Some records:
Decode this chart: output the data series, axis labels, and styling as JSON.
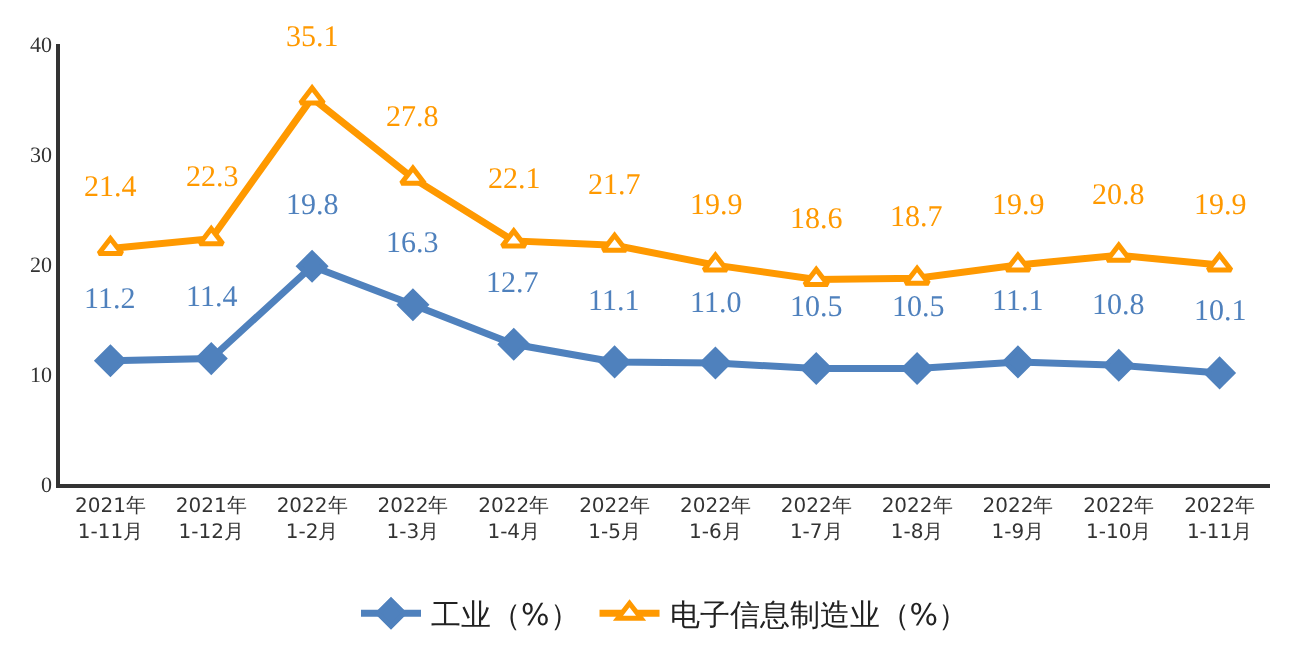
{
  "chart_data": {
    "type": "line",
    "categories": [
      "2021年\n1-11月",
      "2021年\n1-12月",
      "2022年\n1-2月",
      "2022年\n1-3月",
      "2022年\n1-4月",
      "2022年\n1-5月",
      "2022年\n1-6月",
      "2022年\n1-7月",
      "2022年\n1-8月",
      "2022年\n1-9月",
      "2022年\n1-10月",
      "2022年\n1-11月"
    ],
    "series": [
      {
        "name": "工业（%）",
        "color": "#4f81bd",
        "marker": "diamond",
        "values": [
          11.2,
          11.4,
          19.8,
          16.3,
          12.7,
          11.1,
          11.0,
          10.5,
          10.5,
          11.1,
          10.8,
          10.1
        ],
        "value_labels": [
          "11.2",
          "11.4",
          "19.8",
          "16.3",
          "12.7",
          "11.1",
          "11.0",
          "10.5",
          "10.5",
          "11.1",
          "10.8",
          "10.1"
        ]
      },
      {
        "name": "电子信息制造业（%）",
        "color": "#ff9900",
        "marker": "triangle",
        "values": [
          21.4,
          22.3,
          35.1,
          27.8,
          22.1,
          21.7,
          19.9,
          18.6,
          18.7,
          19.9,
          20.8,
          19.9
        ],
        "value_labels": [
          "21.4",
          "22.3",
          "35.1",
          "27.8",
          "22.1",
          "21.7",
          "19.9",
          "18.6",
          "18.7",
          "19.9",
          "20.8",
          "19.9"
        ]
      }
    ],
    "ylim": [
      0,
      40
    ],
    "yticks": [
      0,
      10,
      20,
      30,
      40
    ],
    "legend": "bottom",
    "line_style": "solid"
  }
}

Problem:
Make an exact copy of the listing above. Do not include the pictures.

Output of the exercise:
Decode this chart: output the data series, axis labels, and styling as JSON.
{
  "chart_data": {
    "type": "line",
    "categories": [
      "2021年\n1-11月",
      "2021年\n1-12月",
      "2022年\n1-2月",
      "2022年\n1-3月",
      "2022年\n1-4月",
      "2022年\n1-5月",
      "2022年\n1-6月",
      "2022年\n1-7月",
      "2022年\n1-8月",
      "2022年\n1-9月",
      "2022年\n1-10月",
      "2022年\n1-11月"
    ],
    "series": [
      {
        "name": "工业（%）",
        "color": "#4f81bd",
        "marker": "diamond",
        "values": [
          11.2,
          11.4,
          19.8,
          16.3,
          12.7,
          11.1,
          11.0,
          10.5,
          10.5,
          11.1,
          10.8,
          10.1
        ],
        "value_labels": [
          "11.2",
          "11.4",
          "19.8",
          "16.3",
          "12.7",
          "11.1",
          "11.0",
          "10.5",
          "10.5",
          "11.1",
          "10.8",
          "10.1"
        ]
      },
      {
        "name": "电子信息制造业（%）",
        "color": "#ff9900",
        "marker": "triangle",
        "values": [
          21.4,
          22.3,
          35.1,
          27.8,
          22.1,
          21.7,
          19.9,
          18.6,
          18.7,
          19.9,
          20.8,
          19.9
        ],
        "value_labels": [
          "21.4",
          "22.3",
          "35.1",
          "27.8",
          "22.1",
          "21.7",
          "19.9",
          "18.6",
          "18.7",
          "19.9",
          "20.8",
          "19.9"
        ]
      }
    ],
    "ylim": [
      0,
      40
    ],
    "yticks": [
      0,
      10,
      20,
      30,
      40
    ],
    "legend": "bottom",
    "line_style": "solid"
  }
}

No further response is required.